## STATED GOAL
Update the material below so that every "Slate Desktop One" reads "Slate Desktop Pro", with everything else left unchanged. Leave the pictures out of your answer.

*** SUPPLIED DATA

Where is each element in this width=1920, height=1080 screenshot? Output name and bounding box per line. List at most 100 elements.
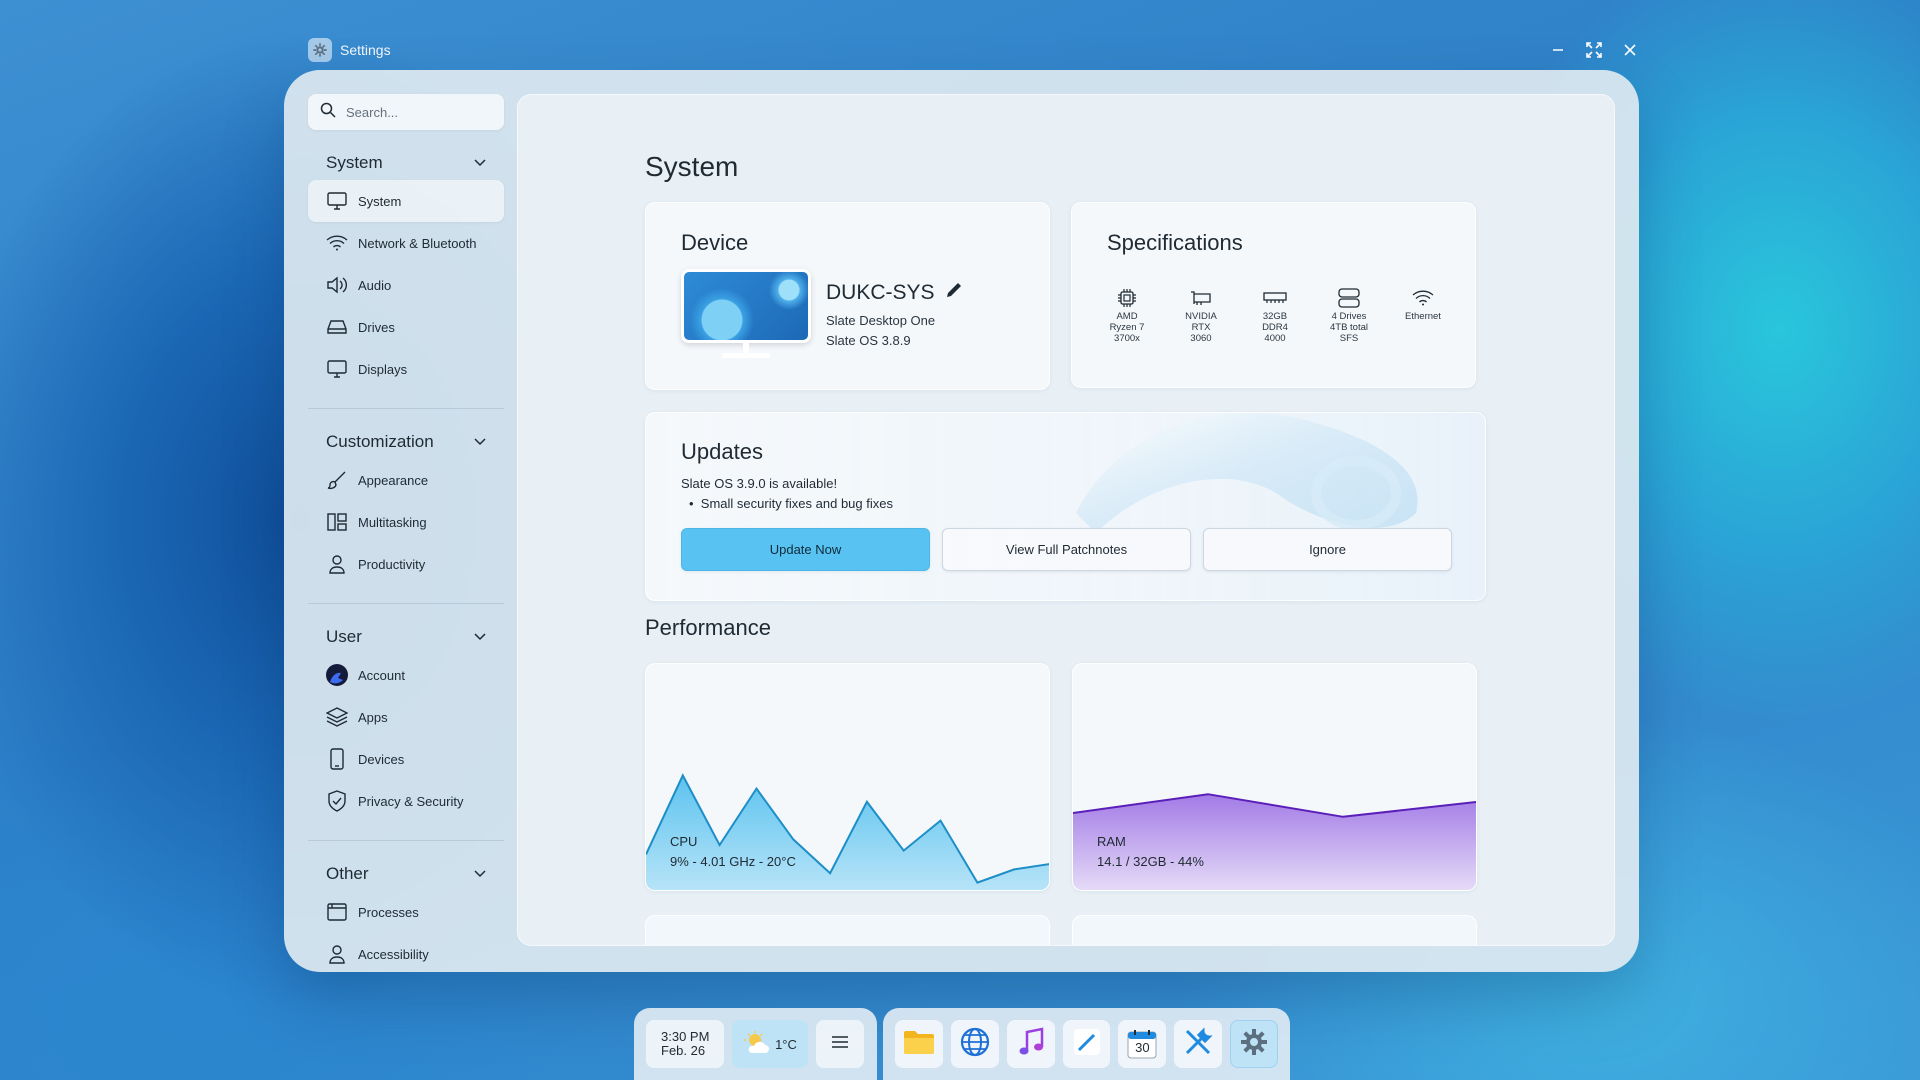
divider xyxy=(308,603,504,604)
card-title: Specifications xyxy=(1107,230,1243,255)
taskbar-clock[interactable]: 3:30 PM Feb. 26 xyxy=(646,1020,724,1068)
device-card: Device DUKC-SYS Slate Desktop One Slate … xyxy=(645,202,1050,390)
sidebar-item-displays[interactable]: Displays xyxy=(308,348,504,390)
page-title: System xyxy=(645,151,739,182)
card-title: Updates xyxy=(681,439,763,464)
multitasking-icon xyxy=(326,511,348,533)
brush-icon xyxy=(326,469,348,491)
sidebar-item-label: Audio xyxy=(358,277,392,293)
sidebar-item-multitasking[interactable]: Multitasking xyxy=(308,501,504,543)
window-titlebar: Settings xyxy=(308,36,1638,64)
sidebar-section-customization: Customization Appearance Multitasking Pr… xyxy=(308,425,504,604)
bullet-dot: • xyxy=(689,496,701,511)
search-input[interactable] xyxy=(346,104,486,120)
avatar-icon xyxy=(326,664,348,686)
wifi-icon xyxy=(1386,287,1460,309)
minimize-button[interactable] xyxy=(1550,42,1566,58)
spec-label: 32GB DDR4 4000 xyxy=(1262,311,1288,344)
ram-icon xyxy=(1238,287,1312,309)
maximize-button[interactable] xyxy=(1586,42,1602,58)
taskbar-app-tools[interactable] xyxy=(1174,1020,1223,1068)
drive-icon xyxy=(326,316,348,338)
divider xyxy=(308,408,504,409)
cpu-label: CPU xyxy=(670,834,698,849)
card-title: Device xyxy=(681,230,749,255)
sidebar-item-audio[interactable]: Audio xyxy=(308,264,504,306)
browser-icon xyxy=(960,1027,990,1062)
spec-label: AMD Ryzen 7 3700x xyxy=(1109,311,1145,344)
sidebar-item-system[interactable]: System xyxy=(308,180,504,222)
storage-icon xyxy=(1312,287,1386,309)
taskbar-app-music[interactable] xyxy=(1006,1020,1055,1068)
sidebar-item-label: Accessibility xyxy=(358,946,429,962)
ignore-button[interactable]: Ignore xyxy=(1203,528,1452,571)
section-header-system[interactable]: System xyxy=(308,146,504,180)
update-now-button[interactable]: Update Now xyxy=(681,528,930,571)
sidebar-item-productivity[interactable]: Productivity xyxy=(308,543,504,585)
search-icon xyxy=(320,102,336,123)
device-model: Slate Desktop One xyxy=(826,313,936,328)
window-title: Settings xyxy=(340,42,391,58)
view-patchnotes-button[interactable]: View Full Patchnotes xyxy=(942,528,1191,571)
sidebar-item-network[interactable]: Network & Bluetooth xyxy=(308,222,504,264)
search-box[interactable] xyxy=(308,94,504,130)
performance-card-placeholder xyxy=(1072,915,1477,945)
gpu-icon xyxy=(1164,287,1238,309)
calendar-icon: 30 xyxy=(1127,1029,1157,1059)
spec-network: Ethernet xyxy=(1386,287,1460,344)
cpu-chart-card: CPU 9% - 4.01 GHz - 20°C xyxy=(645,663,1050,891)
settings-app-icon xyxy=(308,38,332,62)
processes-icon xyxy=(326,901,348,923)
performance-heading: Performance xyxy=(645,615,771,640)
music-icon xyxy=(1018,1026,1044,1062)
taskbar-app-files[interactable] xyxy=(895,1020,943,1068)
sidebar-item-processes[interactable]: Processes xyxy=(308,891,504,933)
spec-cpu: AMD Ryzen 7 3700x xyxy=(1090,287,1164,344)
sidebar-item-label: Processes xyxy=(358,904,419,920)
divider xyxy=(308,840,504,841)
hamburger-icon xyxy=(831,1035,849,1054)
chevron-down-icon xyxy=(474,865,486,883)
menu-button[interactable] xyxy=(816,1020,864,1068)
section-header-other[interactable]: Other xyxy=(308,857,504,891)
sidebar-item-account[interactable]: Account xyxy=(308,654,504,696)
glass-decoration-image xyxy=(1076,413,1418,533)
display-icon xyxy=(326,358,348,380)
shield-icon xyxy=(326,790,348,812)
taskbar-app-calendar[interactable]: 30 xyxy=(1118,1020,1167,1068)
ram-stats: 14.1 / 32GB - 44% xyxy=(1097,854,1204,869)
updates-card: Updates Slate OS 3.9.0 is available! • S… xyxy=(645,412,1486,601)
sidebar-item-appearance[interactable]: Appearance xyxy=(308,459,504,501)
monitor-icon xyxy=(326,190,348,212)
sidebar-item-apps[interactable]: Apps xyxy=(308,696,504,738)
weather-icon xyxy=(743,1030,771,1058)
sidebar-item-label: Productivity xyxy=(358,556,426,572)
device-name-row: DUKC-SYS xyxy=(826,281,963,305)
sidebar-item-label: Devices xyxy=(358,751,405,767)
section-header-customization[interactable]: Customization xyxy=(308,425,504,459)
ram-chart-card: RAM 14.1 / 32GB - 44% xyxy=(1072,663,1477,891)
spec-gpu: NVIDIA RTX 3060 xyxy=(1164,287,1238,344)
edit-pencil-icon[interactable] xyxy=(945,281,963,305)
sidebar: System System Network & Bluetooth Audio … xyxy=(308,94,504,975)
speaker-icon xyxy=(326,274,348,296)
taskbar-weather[interactable]: 1°C xyxy=(732,1020,808,1068)
section-header-user[interactable]: User xyxy=(308,620,504,654)
spec-storage: 4 Drives 4TB total SFS xyxy=(1312,287,1386,344)
sidebar-item-privacy[interactable]: Privacy & Security xyxy=(308,780,504,822)
spec-list: AMD Ryzen 7 3700x NVIDIA RTX 3060 32GB D… xyxy=(1090,287,1460,344)
update-message: Slate OS 3.9.0 is available! xyxy=(681,476,838,491)
taskbar-app-notes[interactable] xyxy=(1062,1020,1111,1068)
sidebar-item-drives[interactable]: Drives xyxy=(308,306,504,348)
taskbar-apps: 30 xyxy=(883,1008,1290,1080)
taskbar-app-settings[interactable] xyxy=(1230,1020,1279,1068)
sidebar-section-user: User Account Apps Devices Privacy & Secu… xyxy=(308,620,504,841)
spec-label: NVIDIA RTX 3060 xyxy=(1185,311,1217,344)
close-button[interactable] xyxy=(1622,42,1638,58)
section-title: User xyxy=(326,627,362,646)
taskbar-app-browser[interactable] xyxy=(950,1020,999,1068)
sidebar-section-other: Other Processes Accessibility xyxy=(308,857,504,975)
sidebar-item-accessibility[interactable]: Accessibility xyxy=(308,933,504,975)
sidebar-item-devices[interactable]: Devices xyxy=(308,738,504,780)
device-name: DUKC-SYS xyxy=(826,281,935,304)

******

## FINAL RESULT
Where is each element in this width=1920, height=1080 screenshot? Output name and bounding box per line. List at most 100 elements.
divider xyxy=(308,603,504,604)
card-title: Specifications xyxy=(1107,230,1243,255)
taskbar-clock[interactable]: 3:30 PM Feb. 26 xyxy=(646,1020,724,1068)
device-card: Device DUKC-SYS Slate Desktop Pro Slate … xyxy=(645,202,1050,390)
sidebar-item-displays[interactable]: Displays xyxy=(308,348,504,390)
page-title: System xyxy=(645,151,739,182)
card-title: Updates xyxy=(681,439,763,464)
multitasking-icon xyxy=(326,511,348,533)
brush-icon xyxy=(326,469,348,491)
sidebar-item-label: Audio xyxy=(358,277,392,293)
sidebar-item-multitasking[interactable]: Multitasking xyxy=(308,501,504,543)
window-titlebar: Settings xyxy=(308,36,1638,64)
sidebar-section-customization: Customization Appearance Multitasking Pr… xyxy=(308,425,504,604)
bullet-dot: • xyxy=(689,496,701,511)
search-input[interactable] xyxy=(346,104,486,120)
avatar-icon xyxy=(326,664,348,686)
wifi-icon xyxy=(1386,287,1460,309)
minimize-button[interactable] xyxy=(1550,42,1566,58)
spec-label: 32GB DDR4 4000 xyxy=(1262,311,1288,344)
ram-icon xyxy=(1238,287,1312,309)
maximize-button[interactable] xyxy=(1586,42,1602,58)
taskbar-app-tools[interactable] xyxy=(1174,1020,1223,1068)
drive-icon xyxy=(326,316,348,338)
divider xyxy=(308,408,504,409)
cpu-label: CPU xyxy=(670,834,698,849)
card-title: Device xyxy=(681,230,749,255)
sidebar-item-audio[interactable]: Audio xyxy=(308,264,504,306)
browser-icon xyxy=(960,1027,990,1062)
spec-label: AMD Ryzen 7 3700x xyxy=(1109,311,1145,344)
sidebar-item-system[interactable]: System xyxy=(308,180,504,222)
storage-icon xyxy=(1312,287,1386,309)
taskbar-app-music[interactable] xyxy=(1006,1020,1055,1068)
sidebar-item-label: Accessibility xyxy=(358,946,429,962)
ignore-button[interactable]: Ignore xyxy=(1203,528,1452,571)
section-header-system[interactable]: System xyxy=(308,146,504,180)
update-now-button[interactable]: Update Now xyxy=(681,528,930,571)
sidebar-item-productivity[interactable]: Productivity xyxy=(308,543,504,585)
search-icon xyxy=(320,102,336,123)
device-model: Slate Desktop Pro xyxy=(826,313,936,328)
window-title: Settings xyxy=(340,42,391,58)
view-patchnotes-button[interactable]: View Full Patchnotes xyxy=(942,528,1191,571)
sidebar-item-network[interactable]: Network & Bluetooth xyxy=(308,222,504,264)
search-box[interactable] xyxy=(308,94,504,130)
performance-card-placeholder xyxy=(1072,915,1477,945)
gpu-icon xyxy=(1164,287,1238,309)
calendar-icon: 30 xyxy=(1127,1029,1157,1059)
spec-network: Ethernet xyxy=(1386,287,1460,344)
cpu-chart-card: CPU 9% - 4.01 GHz - 20°C xyxy=(645,663,1050,891)
settings-app-icon xyxy=(308,38,332,62)
processes-icon xyxy=(326,901,348,923)
performance-heading: Performance xyxy=(645,615,771,640)
music-icon xyxy=(1018,1026,1044,1062)
taskbar-app-files[interactable] xyxy=(895,1020,943,1068)
sidebar-item-processes[interactable]: Processes xyxy=(308,891,504,933)
spec-cpu: AMD Ryzen 7 3700x xyxy=(1090,287,1164,344)
sidebar-item-label: Processes xyxy=(358,904,419,920)
divider xyxy=(308,840,504,841)
hamburger-icon xyxy=(831,1035,849,1054)
chevron-down-icon xyxy=(474,865,486,883)
menu-button[interactable] xyxy=(816,1020,864,1068)
section-header-other[interactable]: Other xyxy=(308,857,504,891)
sidebar-item-account[interactable]: Account xyxy=(308,654,504,696)
glass-decoration-image xyxy=(1076,413,1418,533)
display-icon xyxy=(326,358,348,380)
shield-icon xyxy=(326,790,348,812)
taskbar-app-calendar[interactable]: 30 xyxy=(1118,1020,1167,1068)
ram-stats: 14.1 / 32GB - 44% xyxy=(1097,854,1204,869)
updates-card: Updates Slate OS 3.9.0 is available! • S… xyxy=(645,412,1486,601)
sidebar-item-appearance[interactable]: Appearance xyxy=(308,459,504,501)
monitor-icon xyxy=(326,190,348,212)
sidebar-item-apps[interactable]: Apps xyxy=(308,696,504,738)
weather-icon xyxy=(743,1030,771,1058)
sidebar-item-label: Productivity xyxy=(358,556,426,572)
device-name-row: DUKC-SYS xyxy=(826,281,963,305)
sidebar-item-label: Devices xyxy=(358,751,405,767)
section-header-customization[interactable]: Customization xyxy=(308,425,504,459)
ram-chart-card: RAM 14.1 / 32GB - 44% xyxy=(1072,663,1477,891)
spec-gpu: NVIDIA RTX 3060 xyxy=(1164,287,1238,344)
edit-pencil-icon[interactable] xyxy=(945,281,963,305)
sidebar: System System Network & Bluetooth Audio … xyxy=(308,94,504,975)
speaker-icon xyxy=(326,274,348,296)
taskbar-weather[interactable]: 1°C xyxy=(732,1020,808,1068)
section-header-user[interactable]: User xyxy=(308,620,504,654)
spec-storage: 4 Drives 4TB total SFS xyxy=(1312,287,1386,344)
sidebar-item-privacy[interactable]: Privacy & Security xyxy=(308,780,504,822)
spec-list: AMD Ryzen 7 3700x NVIDIA RTX 3060 32GB D… xyxy=(1090,287,1460,344)
update-message: Slate OS 3.9.0 is available! xyxy=(681,476,838,491)
taskbar-app-notes[interactable] xyxy=(1062,1020,1111,1068)
sidebar-item-drives[interactable]: Drives xyxy=(308,306,504,348)
taskbar-apps: 30 xyxy=(883,1008,1290,1080)
taskbar-app-settings[interactable] xyxy=(1230,1020,1279,1068)
sidebar-section-user: User Account Apps Devices Privacy & Secu… xyxy=(308,620,504,841)
spec-label: NVIDIA RTX 3060 xyxy=(1185,311,1217,344)
close-button[interactable] xyxy=(1622,42,1638,58)
section-title: User xyxy=(326,627,362,646)
taskbar-app-browser[interactable] xyxy=(950,1020,999,1068)
sidebar-section-other: Other Processes Accessibility xyxy=(308,857,504,975)
sidebar-item-accessibility[interactable]: Accessibility xyxy=(308,933,504,975)
sidebar-item-devices[interactable]: Devices xyxy=(308,738,504,780)
device-name: DUKC-SYS xyxy=(826,281,935,304)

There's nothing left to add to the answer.